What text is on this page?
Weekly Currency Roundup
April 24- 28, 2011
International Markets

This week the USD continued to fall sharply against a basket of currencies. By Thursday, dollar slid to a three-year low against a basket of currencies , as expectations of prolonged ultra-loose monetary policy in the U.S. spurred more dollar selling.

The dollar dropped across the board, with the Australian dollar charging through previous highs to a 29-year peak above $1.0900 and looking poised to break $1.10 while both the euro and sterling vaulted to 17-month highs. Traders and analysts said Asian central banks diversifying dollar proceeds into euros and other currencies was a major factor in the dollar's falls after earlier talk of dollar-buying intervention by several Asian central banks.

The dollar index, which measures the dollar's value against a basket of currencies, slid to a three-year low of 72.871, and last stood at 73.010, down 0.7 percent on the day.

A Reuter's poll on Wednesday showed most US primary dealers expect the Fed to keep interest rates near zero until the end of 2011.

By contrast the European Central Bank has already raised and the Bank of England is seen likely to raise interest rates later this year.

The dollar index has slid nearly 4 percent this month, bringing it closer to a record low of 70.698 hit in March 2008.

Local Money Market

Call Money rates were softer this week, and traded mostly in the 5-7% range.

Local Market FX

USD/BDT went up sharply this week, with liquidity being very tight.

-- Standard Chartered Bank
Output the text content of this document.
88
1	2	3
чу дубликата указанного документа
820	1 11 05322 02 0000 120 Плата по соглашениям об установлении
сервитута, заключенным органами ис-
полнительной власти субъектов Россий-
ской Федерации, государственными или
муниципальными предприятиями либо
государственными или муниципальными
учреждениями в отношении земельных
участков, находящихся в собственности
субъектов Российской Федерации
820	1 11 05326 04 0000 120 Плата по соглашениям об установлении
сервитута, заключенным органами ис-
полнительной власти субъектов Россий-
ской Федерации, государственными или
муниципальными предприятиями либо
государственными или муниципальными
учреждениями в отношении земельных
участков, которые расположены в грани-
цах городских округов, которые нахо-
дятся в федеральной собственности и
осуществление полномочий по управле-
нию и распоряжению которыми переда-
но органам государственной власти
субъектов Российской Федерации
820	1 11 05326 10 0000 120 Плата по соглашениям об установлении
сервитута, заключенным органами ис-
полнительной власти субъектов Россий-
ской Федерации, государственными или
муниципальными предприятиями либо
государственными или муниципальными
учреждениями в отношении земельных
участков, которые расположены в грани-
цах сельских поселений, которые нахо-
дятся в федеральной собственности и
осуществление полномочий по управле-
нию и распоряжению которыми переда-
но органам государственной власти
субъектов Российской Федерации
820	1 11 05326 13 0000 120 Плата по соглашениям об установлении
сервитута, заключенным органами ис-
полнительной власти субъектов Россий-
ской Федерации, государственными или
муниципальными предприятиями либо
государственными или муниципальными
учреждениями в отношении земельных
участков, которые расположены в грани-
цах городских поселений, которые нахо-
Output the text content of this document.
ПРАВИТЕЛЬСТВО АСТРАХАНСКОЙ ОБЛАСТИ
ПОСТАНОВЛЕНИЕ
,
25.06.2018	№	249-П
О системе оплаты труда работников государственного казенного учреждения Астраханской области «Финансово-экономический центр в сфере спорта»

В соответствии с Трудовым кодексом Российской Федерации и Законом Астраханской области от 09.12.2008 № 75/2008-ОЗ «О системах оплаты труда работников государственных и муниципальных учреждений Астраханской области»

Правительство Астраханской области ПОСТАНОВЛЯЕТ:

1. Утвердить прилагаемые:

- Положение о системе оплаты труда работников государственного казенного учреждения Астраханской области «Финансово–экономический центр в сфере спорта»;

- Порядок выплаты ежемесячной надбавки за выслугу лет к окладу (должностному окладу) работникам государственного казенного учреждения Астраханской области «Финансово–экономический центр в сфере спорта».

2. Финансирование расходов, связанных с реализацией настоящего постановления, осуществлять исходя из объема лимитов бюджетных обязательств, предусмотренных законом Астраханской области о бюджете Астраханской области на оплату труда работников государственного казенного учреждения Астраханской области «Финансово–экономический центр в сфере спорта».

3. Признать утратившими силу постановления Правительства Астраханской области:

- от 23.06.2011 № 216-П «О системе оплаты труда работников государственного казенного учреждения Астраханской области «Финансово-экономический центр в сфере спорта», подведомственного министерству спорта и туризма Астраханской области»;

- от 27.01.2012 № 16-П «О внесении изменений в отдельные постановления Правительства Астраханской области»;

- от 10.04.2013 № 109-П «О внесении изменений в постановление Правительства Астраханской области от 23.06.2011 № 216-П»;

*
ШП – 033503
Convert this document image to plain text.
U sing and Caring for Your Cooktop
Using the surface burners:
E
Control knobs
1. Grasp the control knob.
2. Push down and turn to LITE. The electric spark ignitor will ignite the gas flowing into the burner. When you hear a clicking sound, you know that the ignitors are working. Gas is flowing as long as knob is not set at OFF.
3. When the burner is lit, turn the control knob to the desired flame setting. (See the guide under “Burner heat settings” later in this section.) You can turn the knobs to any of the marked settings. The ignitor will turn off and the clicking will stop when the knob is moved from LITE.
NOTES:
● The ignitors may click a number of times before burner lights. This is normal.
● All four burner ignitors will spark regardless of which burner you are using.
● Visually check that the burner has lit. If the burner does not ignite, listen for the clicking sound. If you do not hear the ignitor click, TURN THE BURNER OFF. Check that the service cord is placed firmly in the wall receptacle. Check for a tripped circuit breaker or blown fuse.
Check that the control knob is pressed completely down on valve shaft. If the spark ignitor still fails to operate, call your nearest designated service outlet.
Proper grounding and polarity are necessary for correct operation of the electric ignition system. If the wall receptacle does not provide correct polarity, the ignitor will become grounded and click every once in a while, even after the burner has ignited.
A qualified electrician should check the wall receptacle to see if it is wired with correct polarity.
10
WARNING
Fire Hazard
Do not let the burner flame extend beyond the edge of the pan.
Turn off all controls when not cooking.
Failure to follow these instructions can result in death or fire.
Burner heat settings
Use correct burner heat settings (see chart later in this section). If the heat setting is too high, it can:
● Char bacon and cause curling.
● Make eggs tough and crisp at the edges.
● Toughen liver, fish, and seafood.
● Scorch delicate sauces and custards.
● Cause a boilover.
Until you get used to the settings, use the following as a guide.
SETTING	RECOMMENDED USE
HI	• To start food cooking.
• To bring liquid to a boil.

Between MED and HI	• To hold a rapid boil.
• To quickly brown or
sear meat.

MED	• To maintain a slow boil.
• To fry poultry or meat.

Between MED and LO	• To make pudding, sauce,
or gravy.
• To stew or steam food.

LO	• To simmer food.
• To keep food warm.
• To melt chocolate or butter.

= = = = =

- **SHORT TASK**: Print again each line of the listing above, exactly as it appears.

- **FINAL RESULT**:
What text is on this page?
Weekly Currency Roundup
April 24- 28, 2011
International Markets

This week the USD continued to fall sharply against a basket of currencies. By Thursday, dollar slid to a three-year low against a basket of currencies , as expectations of prolonged ultra-loose monetary policy in the U.S. spurred more dollar selling.

The dollar dropped across the board, with the Australian dollar charging through previous highs to a 29-year peak above $1.0900 and looking poised to break $1.10 while both the euro and sterling vaulted to 17-month highs. Traders and analysts said Asian central banks diversifying dollar proceeds into euros and other currencies was a major factor in the dollar's falls after earlier talk of dollar-buying intervention by several Asian central banks.

The dollar index, which measures the dollar's value against a basket of currencies, slid to a three-year low of 72.871, and last stood at 73.010, down 0.7 percent on the day.

A Reuter's poll on Wednesday showed most US primary dealers expect the Fed to keep interest rates near zero until the end of 2011.

By contrast the European Central Bank has already raised and the Bank of England is seen likely to raise interest rates later this year.

The dollar index has slid nearly 4 percent this month, bringing it closer to a record low of 70.698 hit in March 2008.

Local Money Market

Call Money rates were softer this week, and traded mostly in the 5-7% range.

Local Market FX

USD/BDT went up sharply this week, with liquidity being very tight.

-- Standard Chartered Bank
Output the text content of this document.
88
1	2	3
чу дубликата указанного документа
820	1 11 05322 02 0000 120 Плата по соглашениям об установлении
сервитута, заключенным органами ис-
полнительной власти субъектов Россий-
ской Федерации, государственными или
муниципальными предприятиями либо
государственными или муниципальными
учреждениями в отношении земельных
участков, находящихся в собственности
субъектов Российской Федерации
820	1 11 05326 04 0000 120 Плата по соглашениям об установлении
сервитута, заключенным органами ис-
полнительной власти субъектов Россий-
ской Федерации, государственными или
муниципальными предприятиями либо
государственными или муниципальными
учреждениями в отношении земельных
участков, которые расположены в грани-
цах городских округов, которые нахо-
дятся в федеральной собственности и
осуществление полномочий по управле-
нию и распоряжению которыми переда-
но органам государственной власти
субъектов Российской Федерации
820	1 11 05326 10 0000 120 Плата по соглашениям об установлении
сервитута, заключенным органами ис-
полнительной власти субъектов Россий-
ской Федерации, государственными или
муниципальными предприятиями либо
государственными или муниципальными
учреждениями в отношении земельных
участков, которые расположены в грани-
цах сельских поселений, которые нахо-
дятся в федеральной собственности и
осуществление полномочий по управле-
нию и распоряжению которыми переда-
но органам государственной власти
субъектов Российской Федерации
820	1 11 05326 13 0000 120 Плата по соглашениям об установлении
сервитута, заключенным органами ис-
полнительной власти субъектов Россий-
ской Федерации, государственными или
муниципальными предприятиями либо
государственными или муниципальными
учреждениями в отношении земельных
участков, которые расположены в грани-
цах городских поселений, которые нахо-
Output the text content of this document.
ПРАВИТЕЛЬСТВО АСТРАХАНСКОЙ ОБЛАСТИ
ПОСТАНОВЛЕНИЕ
,
25.06.2018	№	249-П
О системе оплаты труда работников государственного казенного учреждения Астраханской области «Финансово-экономический центр в сфере спорта»

В соответствии с Трудовым кодексом Российской Федерации и Законом Астраханской области от 09.12.2008 № 75/2008-ОЗ «О системах оплаты труда работников государственных и муниципальных учреждений Астраханской области»

Правительство Астраханской области ПОСТАНОВЛЯЕТ:

1. Утвердить прилагаемые:

- Положение о системе оплаты труда работников государственного казенного учреждения Астраханской области «Финансово–экономический центр в сфере спорта»;

- Порядок выплаты ежемесячной надбавки за выслугу лет к окладу (должностному окладу) работникам государственного казенного учреждения Астраханской области «Финансово–экономический центр в сфере спорта».

2. Финансирование расходов, связанных с реализацией настоящего постановления, осуществлять исходя из объема лимитов бюджетных обязательств, предусмотренных законом Астраханской области о бюджете Астраханской области на оплату труда работников государственного казенного учреждения Астраханской области «Финансово–экономический центр в сфере спорта».

3. Признать утратившими силу постановления Правительства Астраханской области:

- от 23.06.2011 № 216-П «О системе оплаты труда работников государственного казенного учреждения Астраханской области «Финансово-экономический центр в сфере спорта», подведомственного министерству спорта и туризма Астраханской области»;

- от 27.01.2012 № 16-П «О внесении изменений в отдельные постановления Правительства Астраханской области»;

- от 10.04.2013 № 109-П «О внесении изменений в постановление Правительства Астраханской области от 23.06.2011 № 216-П»;

*
ШП – 033503
Convert this document image to plain text.
U sing and Caring for Your Cooktop
Using the surface burners:
E
Control knobs
1. Grasp the control knob.
2. Push down and turn to LITE. The electric spark ignitor will ignite the gas flowing into the burner. When you hear a clicking sound, you know that the ignitors are working. Gas is flowing as long as knob is not set at OFF.
3. When the burner is lit, turn the control knob to the desired flame setting. (See the guide under “Burner heat settings” later in this section.) You can turn the knobs to any of the marked settings. The ignitor will turn off and the clicking will stop when the knob is moved from LITE.
NOTES:
● The ignitors may click a number of times before burner lights. This is normal.
● All four burner ignitors will spark regardless of which burner you are using.
● Visually check that the burner has lit. If the burner does not ignite, listen for the clicking sound. If you do not hear the ignitor click, TURN THE BURNER OFF. Check that the service cord is placed firmly in the wall receptacle. Check for a tripped circuit breaker or blown fuse.
Check that the control knob is pressed completely down on valve shaft. If the spark ignitor still fails to operate, call your nearest designated service outlet.
Proper grounding and polarity are necessary for correct operation of the electric ignition system. If the wall receptacle does not provide correct polarity, the ignitor will become grounded and click every once in a while, even after the burner has ignited.
A qualified electrician should check the wall receptacle to see if it is wired with correct polarity.
10
WARNING
Fire Hazard
Do not let the burner flame extend beyond the edge of the pan.
Turn off all controls when not cooking.
Failure to follow these instructions can result in death or fire.
Burner heat settings
Use correct burner heat settings (see chart later in this section). If the heat setting is too high, it can:
● Char bacon and cause curling.
● Make eggs tough and crisp at the edges.
● Toughen liver, fish, and seafood.
● Scorch delicate sauces and custards.
● Cause a boilover.
Until you get used to the settings, use the following as a guide.
SETTING	RECOMMENDED USE
HI	• To start food cooking.
• To bring liquid to a boil.

Between MED and HI	• To hold a rapid boil.
• To quickly brown or
sear meat.

MED	• To maintain a slow boil.
• To fry poultry or meat.

Between MED and LO	• To make pudding, sauce,
or gravy.
• To stew or steam food.

LO	• To simmer food.
• To keep food warm.
• To melt chocolate or butter.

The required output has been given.